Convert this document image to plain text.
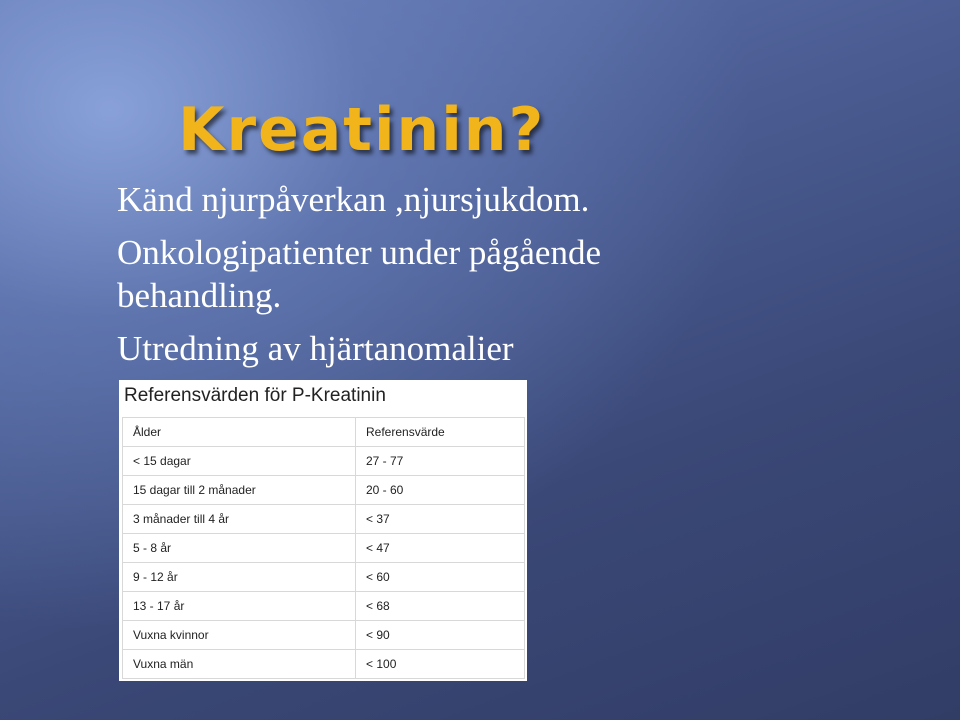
Kreatinin?
Känd njurpåverkan ,njursjukdom.
Onkologipatienter under pågående behandling.
Utredning av hjärtanomalier
Referensvärden för P-Kreatinin
Ålder	Referensvärde
< 15 dagar	27 - 77
15 dagar till 2 månader	20 - 60
3 månader till 4 år	< 37
5 - 8 år	< 47
9 - 12 år	< 60
13 - 17 år	< 68
Vuxna kvinnor	< 90
Vuxna män	< 100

------

Task goal:
Set down the material above as is, without any pictures.

Result of this task:
Convert this document image to plain text.
Kreatinin?
Känd njurpåverkan ,njursjukdom.
Onkologipatienter under pågående behandling.
Utredning av hjärtanomalier
Referensvärden för P-Kreatinin
Ålder	Referensvärde
< 15 dagar	27 - 77
15 dagar till 2 månader	20 - 60
3 månader till 4 år	< 37
5 - 8 år	< 47
9 - 12 år	< 60
13 - 17 år	< 68
Vuxna kvinnor	< 90
Vuxna män	< 100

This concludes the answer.